TASK PROMPT
Every record below should be transcribed exactly. Omit the images.

STORED RECORDS
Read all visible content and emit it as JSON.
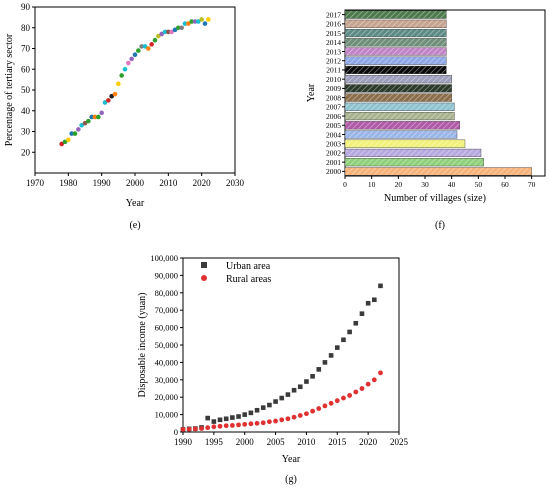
{
  "chart_data": [
    {
      "id": "e",
      "type": "scatter",
      "panel_label": "(e)",
      "xlabel": "Year",
      "ylabel": "Percentage of tertiary sector",
      "xlim": [
        1970,
        2030
      ],
      "ylim": [
        10,
        90
      ],
      "xticks": [
        1970,
        1980,
        1990,
        2000,
        2010,
        2020,
        2030
      ],
      "yticks": [
        20,
        30,
        40,
        50,
        60,
        70,
        80,
        90
      ],
      "x": [
        1978,
        1979,
        1980,
        1981,
        1982,
        1983,
        1984,
        1985,
        1986,
        1987,
        1988,
        1989,
        1990,
        1991,
        1992,
        1993,
        1994,
        1995,
        1996,
        1997,
        1998,
        1999,
        2000,
        2001,
        2002,
        2003,
        2004,
        2005,
        2006,
        2007,
        2008,
        2009,
        2010,
        2011,
        2012,
        2013,
        2014,
        2015,
        2016,
        2017,
        2018,
        2019,
        2020,
        2021,
        2022
      ],
      "y": [
        24,
        25,
        26,
        29,
        29,
        31,
        33,
        34,
        35,
        37,
        37,
        37,
        39,
        44,
        45,
        47,
        48,
        53,
        57,
        60,
        63,
        65,
        67,
        69,
        71,
        71,
        70,
        72,
        74,
        76,
        77,
        78,
        78,
        78,
        79,
        80,
        80,
        82,
        82,
        83,
        83,
        83,
        84,
        82,
        84
      ],
      "colors": [
        "#d62728",
        "#2ca02c",
        "#ffcc00",
        "#1f77b4",
        "#2ca02c",
        "#9467bd",
        "#17becf",
        "#8c564b",
        "#2ca02c",
        "#1f77b4",
        "#ff7f0e",
        "#2ca02c",
        "#9467bd",
        "#17becf",
        "#d62728",
        "#1f1f1f",
        "#ff7f0e",
        "#ffcc00",
        "#2ca02c",
        "#17becf",
        "#e377c2",
        "#9467bd",
        "#1f77b4",
        "#2ca02c",
        "#7f7f7f",
        "#17becf",
        "#ff7f0e",
        "#d62728",
        "#2ca02c",
        "#bcbd22",
        "#9467bd",
        "#17becf",
        "#8c564b",
        "#e377c2",
        "#1f77b4",
        "#2ca02c",
        "#7f7f7f",
        "#17becf",
        "#ff7f0e",
        "#2ca02c",
        "#9467bd",
        "#17becf",
        "#bcbd22",
        "#1f77b4",
        "#ffcc00"
      ]
    },
    {
      "id": "f",
      "type": "bar",
      "orientation": "horizontal",
      "panel_label": "(f)",
      "xlabel": "Number of villages (size)",
      "ylabel": "Year",
      "xlim": [
        0,
        75
      ],
      "xticks": [
        0,
        10,
        20,
        30,
        40,
        50,
        60,
        70
      ],
      "categories": [
        "2000",
        "2001",
        "2002",
        "2003",
        "2004",
        "2005",
        "2006",
        "2007",
        "2008",
        "2009",
        "2010",
        "2011",
        "2012",
        "2013",
        "2014",
        "2015",
        "2016",
        "2017"
      ],
      "values": [
        70,
        52,
        51,
        45,
        42,
        43,
        41,
        41,
        40,
        40,
        40,
        38,
        38,
        38,
        38,
        38,
        38,
        38
      ],
      "colors": [
        "#f7b27a",
        "#8fd07a",
        "#b7a9e0",
        "#f2f27a",
        "#9ab5e8",
        "#b05aa8",
        "#a9b38f",
        "#8fc3cf",
        "#8b6e4a",
        "#2b3a2b",
        "#9ea0bd",
        "#0a0a0a",
        "#8ea7e6",
        "#c084c6",
        "#6f8f7a",
        "#5d8b86",
        "#c6a48f",
        "#4c7a4c"
      ]
    },
    {
      "id": "g",
      "type": "scatter",
      "panel_label": "(g)",
      "xlabel": "Year",
      "ylabel": "Disposable income (yuan)",
      "xlim": [
        1990,
        2025
      ],
      "ylim": [
        0,
        100000
      ],
      "xticks": [
        1990,
        1995,
        2000,
        2005,
        2010,
        2015,
        2020,
        2025
      ],
      "yticks": [
        0,
        10000,
        20000,
        30000,
        40000,
        50000,
        60000,
        70000,
        80000,
        90000,
        100000
      ],
      "ytick_labels": [
        "0",
        "10,000",
        "20,000",
        "30,000",
        "40,000",
        "50,000",
        "60,000",
        "70,000",
        "80,000",
        "90,000",
        "100,000"
      ],
      "x": [
        1990,
        1991,
        1992,
        1993,
        1994,
        1995,
        1996,
        1997,
        1998,
        1999,
        2000,
        2001,
        2002,
        2003,
        2004,
        2005,
        2006,
        2007,
        2008,
        2009,
        2010,
        2011,
        2012,
        2013,
        2014,
        2015,
        2016,
        2017,
        2018,
        2019,
        2020,
        2021,
        2022
      ],
      "series": [
        {
          "name": "Urban area",
          "color": "#3a3a3a",
          "marker": "square",
          "values": [
            1500,
            1800,
            2000,
            2600,
            8000,
            6000,
            7000,
            7600,
            8300,
            8900,
            10000,
            11000,
            12500,
            14000,
            15500,
            17500,
            19500,
            21500,
            24000,
            26000,
            29000,
            32000,
            36000,
            40000,
            44000,
            48500,
            53000,
            57500,
            62500,
            68000,
            74000,
            76000,
            84000
          ]
        },
        {
          "name": "Rural areas",
          "color": "#e03030",
          "marker": "circle",
          "values": [
            1500,
            1600,
            1800,
            2000,
            2500,
            3000,
            3300,
            3600,
            3800,
            4100,
            4400,
            4700,
            5000,
            5300,
            5900,
            6300,
            7000,
            7600,
            8500,
            9500,
            10500,
            12000,
            13500,
            15000,
            16500,
            18000,
            19500,
            21000,
            23000,
            25000,
            27500,
            30000,
            34000
          ]
        }
      ],
      "legend_position": "top-left"
    }
  ]
}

TASK ANSWER
Read all visible content and emit it as JSON.
{
  "chart_data": [
    {
      "id": "e",
      "type": "scatter",
      "panel_label": "(e)",
      "xlabel": "Year",
      "ylabel": "Percentage of tertiary sector",
      "xlim": [
        1970,
        2030
      ],
      "ylim": [
        10,
        90
      ],
      "xticks": [
        1970,
        1980,
        1990,
        2000,
        2010,
        2020,
        2030
      ],
      "yticks": [
        20,
        30,
        40,
        50,
        60,
        70,
        80,
        90
      ],
      "x": [
        1978,
        1979,
        1980,
        1981,
        1982,
        1983,
        1984,
        1985,
        1986,
        1987,
        1988,
        1989,
        1990,
        1991,
        1992,
        1993,
        1994,
        1995,
        1996,
        1997,
        1998,
        1999,
        2000,
        2001,
        2002,
        2003,
        2004,
        2005,
        2006,
        2007,
        2008,
        2009,
        2010,
        2011,
        2012,
        2013,
        2014,
        2015,
        2016,
        2017,
        2018,
        2019,
        2020,
        2021,
        2022
      ],
      "y": [
        24,
        25,
        26,
        29,
        29,
        31,
        33,
        34,
        35,
        37,
        37,
        37,
        39,
        44,
        45,
        47,
        48,
        53,
        57,
        60,
        63,
        65,
        67,
        69,
        71,
        71,
        70,
        72,
        74,
        76,
        77,
        78,
        78,
        78,
        79,
        80,
        80,
        82,
        82,
        83,
        83,
        83,
        84,
        82,
        84
      ],
      "colors": [
        "#d62728",
        "#2ca02c",
        "#ffcc00",
        "#1f77b4",
        "#2ca02c",
        "#9467bd",
        "#17becf",
        "#8c564b",
        "#2ca02c",
        "#1f77b4",
        "#ff7f0e",
        "#2ca02c",
        "#9467bd",
        "#17becf",
        "#d62728",
        "#1f1f1f",
        "#ff7f0e",
        "#ffcc00",
        "#2ca02c",
        "#17becf",
        "#e377c2",
        "#9467bd",
        "#1f77b4",
        "#2ca02c",
        "#7f7f7f",
        "#17becf",
        "#ff7f0e",
        "#d62728",
        "#2ca02c",
        "#bcbd22",
        "#9467bd",
        "#17becf",
        "#8c564b",
        "#e377c2",
        "#1f77b4",
        "#2ca02c",
        "#7f7f7f",
        "#17becf",
        "#ff7f0e",
        "#2ca02c",
        "#9467bd",
        "#17becf",
        "#bcbd22",
        "#1f77b4",
        "#ffcc00"
      ]
    },
    {
      "id": "f",
      "type": "bar",
      "orientation": "horizontal",
      "panel_label": "(f)",
      "xlabel": "Number of villages (size)",
      "ylabel": "Year",
      "xlim": [
        0,
        75
      ],
      "xticks": [
        0,
        10,
        20,
        30,
        40,
        50,
        60,
        70
      ],
      "categories": [
        "2000",
        "2001",
        "2002",
        "2003",
        "2004",
        "2005",
        "2006",
        "2007",
        "2008",
        "2009",
        "2010",
        "2011",
        "2012",
        "2013",
        "2014",
        "2015",
        "2016",
        "2017"
      ],
      "values": [
        70,
        52,
        51,
        45,
        42,
        43,
        41,
        41,
        40,
        40,
        40,
        38,
        38,
        38,
        38,
        38,
        38,
        38
      ],
      "colors": [
        "#f7b27a",
        "#8fd07a",
        "#b7a9e0",
        "#f2f27a",
        "#9ab5e8",
        "#b05aa8",
        "#a9b38f",
        "#8fc3cf",
        "#8b6e4a",
        "#2b3a2b",
        "#9ea0bd",
        "#0a0a0a",
        "#8ea7e6",
        "#c084c6",
        "#6f8f7a",
        "#5d8b86",
        "#c6a48f",
        "#4c7a4c"
      ]
    },
    {
      "id": "g",
      "type": "scatter",
      "panel_label": "(g)",
      "xlabel": "Year",
      "ylabel": "Disposable income (yuan)",
      "xlim": [
        1990,
        2025
      ],
      "ylim": [
        0,
        100000
      ],
      "xticks": [
        1990,
        1995,
        2000,
        2005,
        2010,
        2015,
        2020,
        2025
      ],
      "yticks": [
        0,
        10000,
        20000,
        30000,
        40000,
        50000,
        60000,
        70000,
        80000,
        90000,
        100000
      ],
      "ytick_labels": [
        "0",
        "10,000",
        "20,000",
        "30,000",
        "40,000",
        "50,000",
        "60,000",
        "70,000",
        "80,000",
        "90,000",
        "100,000"
      ],
      "x": [
        1990,
        1991,
        1992,
        1993,
        1994,
        1995,
        1996,
        1997,
        1998,
        1999,
        2000,
        2001,
        2002,
        2003,
        2004,
        2005,
        2006,
        2007,
        2008,
        2009,
        2010,
        2011,
        2012,
        2013,
        2014,
        2015,
        2016,
        2017,
        2018,
        2019,
        2020,
        2021,
        2022
      ],
      "series": [
        {
          "name": "Urban area",
          "color": "#3a3a3a",
          "marker": "square",
          "values": [
            1500,
            1800,
            2000,
            2600,
            8000,
            6000,
            7000,
            7600,
            8300,
            8900,
            10000,
            11000,
            12500,
            14000,
            15500,
            17500,
            19500,
            21500,
            24000,
            26000,
            29000,
            32000,
            36000,
            40000,
            44000,
            48500,
            53000,
            57500,
            62500,
            68000,
            74000,
            76000,
            84000
          ]
        },
        {
          "name": "Rural areas",
          "color": "#e03030",
          "marker": "circle",
          "values": [
            1500,
            1600,
            1800,
            2000,
            2500,
            3000,
            3300,
            3600,
            3800,
            4100,
            4400,
            4700,
            5000,
            5300,
            5900,
            6300,
            7000,
            7600,
            8500,
            9500,
            10500,
            12000,
            13500,
            15000,
            16500,
            18000,
            19500,
            21000,
            23000,
            25000,
            27500,
            30000,
            34000
          ]
        }
      ],
      "legend_position": "top-left"
    }
  ]
}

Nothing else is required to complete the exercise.